**PROBLEM STATEMENT**
Render the material again word for word, skipping the pictures in it.
[ENTRIES SHOWN start]
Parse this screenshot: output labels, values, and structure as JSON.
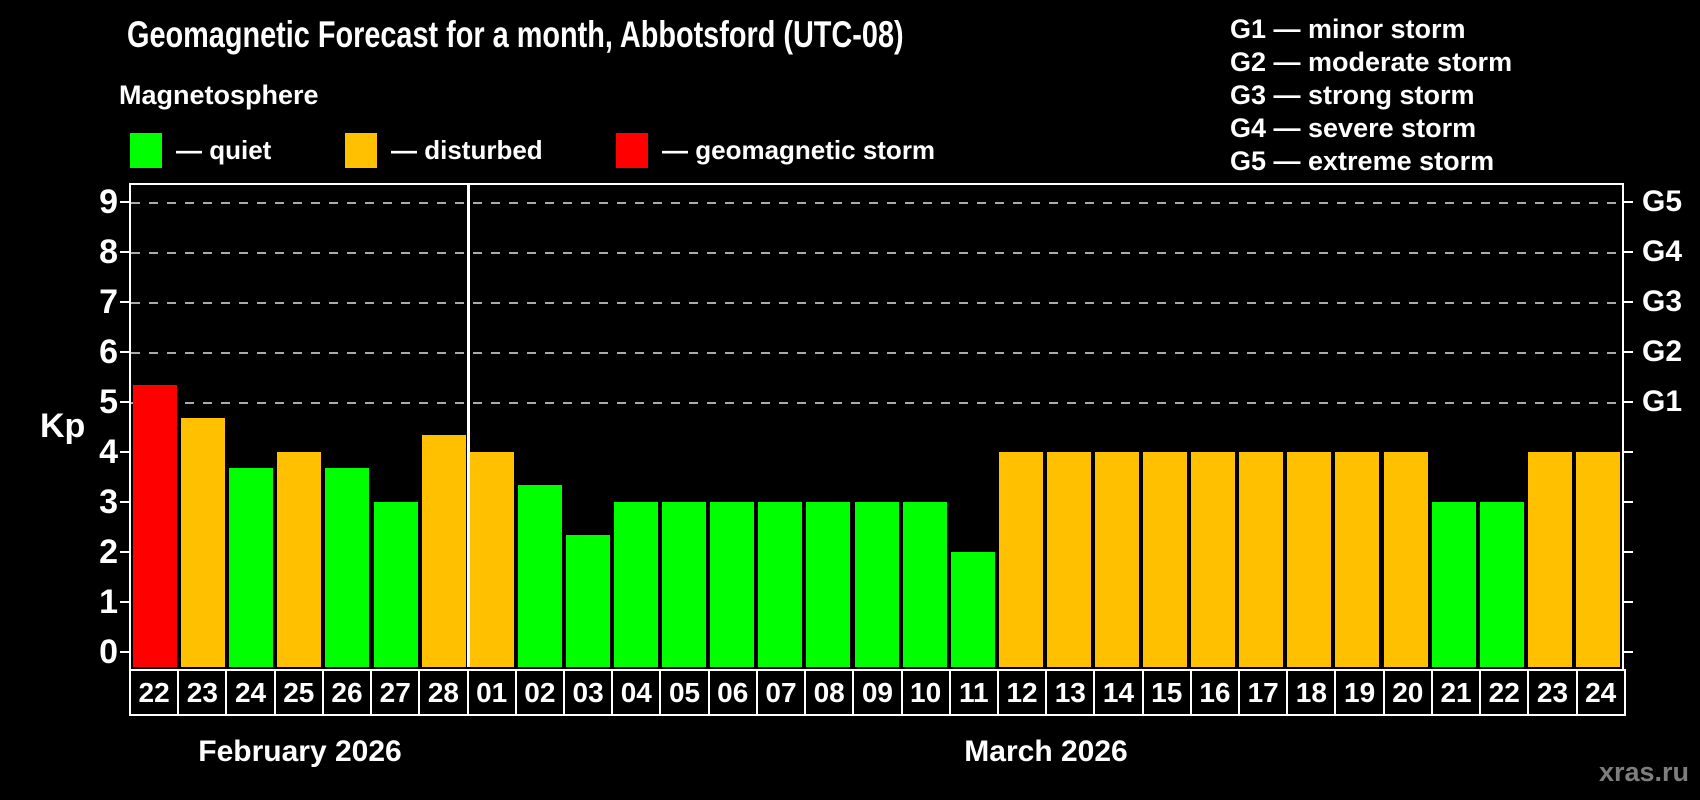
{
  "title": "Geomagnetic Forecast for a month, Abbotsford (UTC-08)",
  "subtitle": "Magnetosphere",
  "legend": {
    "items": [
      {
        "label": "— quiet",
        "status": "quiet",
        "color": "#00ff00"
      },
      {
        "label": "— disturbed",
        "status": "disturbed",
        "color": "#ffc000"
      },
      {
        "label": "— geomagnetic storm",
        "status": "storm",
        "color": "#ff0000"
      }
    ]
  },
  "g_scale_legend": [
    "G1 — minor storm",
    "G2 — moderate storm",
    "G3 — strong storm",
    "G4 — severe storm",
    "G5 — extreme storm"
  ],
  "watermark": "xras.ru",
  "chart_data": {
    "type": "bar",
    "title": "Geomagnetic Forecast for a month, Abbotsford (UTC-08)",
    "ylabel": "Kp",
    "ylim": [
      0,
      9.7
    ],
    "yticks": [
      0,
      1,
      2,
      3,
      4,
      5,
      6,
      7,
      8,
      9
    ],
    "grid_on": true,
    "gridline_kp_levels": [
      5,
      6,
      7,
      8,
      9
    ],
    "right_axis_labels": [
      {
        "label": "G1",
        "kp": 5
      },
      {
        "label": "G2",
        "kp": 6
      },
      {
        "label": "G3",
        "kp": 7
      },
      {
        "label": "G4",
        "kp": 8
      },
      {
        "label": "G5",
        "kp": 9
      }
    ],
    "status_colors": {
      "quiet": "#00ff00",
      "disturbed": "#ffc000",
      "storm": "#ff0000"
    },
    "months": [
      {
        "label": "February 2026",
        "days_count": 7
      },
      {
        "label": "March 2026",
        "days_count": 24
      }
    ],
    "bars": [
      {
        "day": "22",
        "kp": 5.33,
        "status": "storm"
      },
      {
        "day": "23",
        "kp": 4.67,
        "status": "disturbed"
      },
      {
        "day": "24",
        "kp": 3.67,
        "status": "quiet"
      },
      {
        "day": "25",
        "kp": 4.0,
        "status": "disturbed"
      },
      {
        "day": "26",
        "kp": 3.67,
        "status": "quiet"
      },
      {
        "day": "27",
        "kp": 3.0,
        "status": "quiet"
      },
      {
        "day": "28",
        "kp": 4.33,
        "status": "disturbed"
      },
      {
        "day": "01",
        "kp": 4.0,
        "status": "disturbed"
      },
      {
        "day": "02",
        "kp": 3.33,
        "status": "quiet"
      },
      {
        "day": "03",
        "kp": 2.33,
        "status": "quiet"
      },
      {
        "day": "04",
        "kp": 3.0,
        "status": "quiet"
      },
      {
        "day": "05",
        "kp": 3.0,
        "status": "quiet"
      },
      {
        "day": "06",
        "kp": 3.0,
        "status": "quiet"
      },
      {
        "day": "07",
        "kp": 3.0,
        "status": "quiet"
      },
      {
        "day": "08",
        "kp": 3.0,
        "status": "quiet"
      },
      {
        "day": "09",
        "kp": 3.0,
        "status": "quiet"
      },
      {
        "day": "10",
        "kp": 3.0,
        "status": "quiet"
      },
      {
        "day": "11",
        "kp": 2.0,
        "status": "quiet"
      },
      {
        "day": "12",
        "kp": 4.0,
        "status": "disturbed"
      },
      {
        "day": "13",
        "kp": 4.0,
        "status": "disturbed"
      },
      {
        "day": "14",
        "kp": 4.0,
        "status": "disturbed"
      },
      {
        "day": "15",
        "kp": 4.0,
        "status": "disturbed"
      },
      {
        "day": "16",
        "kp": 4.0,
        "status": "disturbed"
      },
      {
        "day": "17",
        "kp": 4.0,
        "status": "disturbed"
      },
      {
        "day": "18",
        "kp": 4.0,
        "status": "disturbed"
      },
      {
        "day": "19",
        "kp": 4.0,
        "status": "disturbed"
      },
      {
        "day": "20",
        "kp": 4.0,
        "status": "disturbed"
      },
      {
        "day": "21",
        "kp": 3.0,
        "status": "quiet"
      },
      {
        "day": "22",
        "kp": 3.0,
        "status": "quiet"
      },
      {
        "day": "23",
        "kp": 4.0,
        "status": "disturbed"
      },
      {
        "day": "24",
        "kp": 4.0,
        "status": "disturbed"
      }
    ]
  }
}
[ENTRIES SHOWN end]
**FULL OUTPUT**
Parse this screenshot: output labels, values, and structure as JSON.
{
  "title": "Geomagnetic Forecast for a month, Abbotsford (UTC-08)",
  "subtitle": "Magnetosphere",
  "legend": {
    "items": [
      {
        "label": "— quiet",
        "status": "quiet",
        "color": "#00ff00"
      },
      {
        "label": "— disturbed",
        "status": "disturbed",
        "color": "#ffc000"
      },
      {
        "label": "— geomagnetic storm",
        "status": "storm",
        "color": "#ff0000"
      }
    ]
  },
  "g_scale_legend": [
    "G1 — minor storm",
    "G2 — moderate storm",
    "G3 — strong storm",
    "G4 — severe storm",
    "G5 — extreme storm"
  ],
  "watermark": "xras.ru",
  "chart_data": {
    "type": "bar",
    "title": "Geomagnetic Forecast for a month, Abbotsford (UTC-08)",
    "ylabel": "Kp",
    "ylim": [
      0,
      9.7
    ],
    "yticks": [
      0,
      1,
      2,
      3,
      4,
      5,
      6,
      7,
      8,
      9
    ],
    "grid_on": true,
    "gridline_kp_levels": [
      5,
      6,
      7,
      8,
      9
    ],
    "right_axis_labels": [
      {
        "label": "G1",
        "kp": 5
      },
      {
        "label": "G2",
        "kp": 6
      },
      {
        "label": "G3",
        "kp": 7
      },
      {
        "label": "G4",
        "kp": 8
      },
      {
        "label": "G5",
        "kp": 9
      }
    ],
    "status_colors": {
      "quiet": "#00ff00",
      "disturbed": "#ffc000",
      "storm": "#ff0000"
    },
    "months": [
      {
        "label": "February 2026",
        "days_count": 7
      },
      {
        "label": "March 2026",
        "days_count": 24
      }
    ],
    "bars": [
      {
        "day": "22",
        "kp": 5.33,
        "status": "storm"
      },
      {
        "day": "23",
        "kp": 4.67,
        "status": "disturbed"
      },
      {
        "day": "24",
        "kp": 3.67,
        "status": "quiet"
      },
      {
        "day": "25",
        "kp": 4.0,
        "status": "disturbed"
      },
      {
        "day": "26",
        "kp": 3.67,
        "status": "quiet"
      },
      {
        "day": "27",
        "kp": 3.0,
        "status": "quiet"
      },
      {
        "day": "28",
        "kp": 4.33,
        "status": "disturbed"
      },
      {
        "day": "01",
        "kp": 4.0,
        "status": "disturbed"
      },
      {
        "day": "02",
        "kp": 3.33,
        "status": "quiet"
      },
      {
        "day": "03",
        "kp": 2.33,
        "status": "quiet"
      },
      {
        "day": "04",
        "kp": 3.0,
        "status": "quiet"
      },
      {
        "day": "05",
        "kp": 3.0,
        "status": "quiet"
      },
      {
        "day": "06",
        "kp": 3.0,
        "status": "quiet"
      },
      {
        "day": "07",
        "kp": 3.0,
        "status": "quiet"
      },
      {
        "day": "08",
        "kp": 3.0,
        "status": "quiet"
      },
      {
        "day": "09",
        "kp": 3.0,
        "status": "quiet"
      },
      {
        "day": "10",
        "kp": 3.0,
        "status": "quiet"
      },
      {
        "day": "11",
        "kp": 2.0,
        "status": "quiet"
      },
      {
        "day": "12",
        "kp": 4.0,
        "status": "disturbed"
      },
      {
        "day": "13",
        "kp": 4.0,
        "status": "disturbed"
      },
      {
        "day": "14",
        "kp": 4.0,
        "status": "disturbed"
      },
      {
        "day": "15",
        "kp": 4.0,
        "status": "disturbed"
      },
      {
        "day": "16",
        "kp": 4.0,
        "status": "disturbed"
      },
      {
        "day": "17",
        "kp": 4.0,
        "status": "disturbed"
      },
      {
        "day": "18",
        "kp": 4.0,
        "status": "disturbed"
      },
      {
        "day": "19",
        "kp": 4.0,
        "status": "disturbed"
      },
      {
        "day": "20",
        "kp": 4.0,
        "status": "disturbed"
      },
      {
        "day": "21",
        "kp": 3.0,
        "status": "quiet"
      },
      {
        "day": "22",
        "kp": 3.0,
        "status": "quiet"
      },
      {
        "day": "23",
        "kp": 4.0,
        "status": "disturbed"
      },
      {
        "day": "24",
        "kp": 4.0,
        "status": "disturbed"
      }
    ]
  }
}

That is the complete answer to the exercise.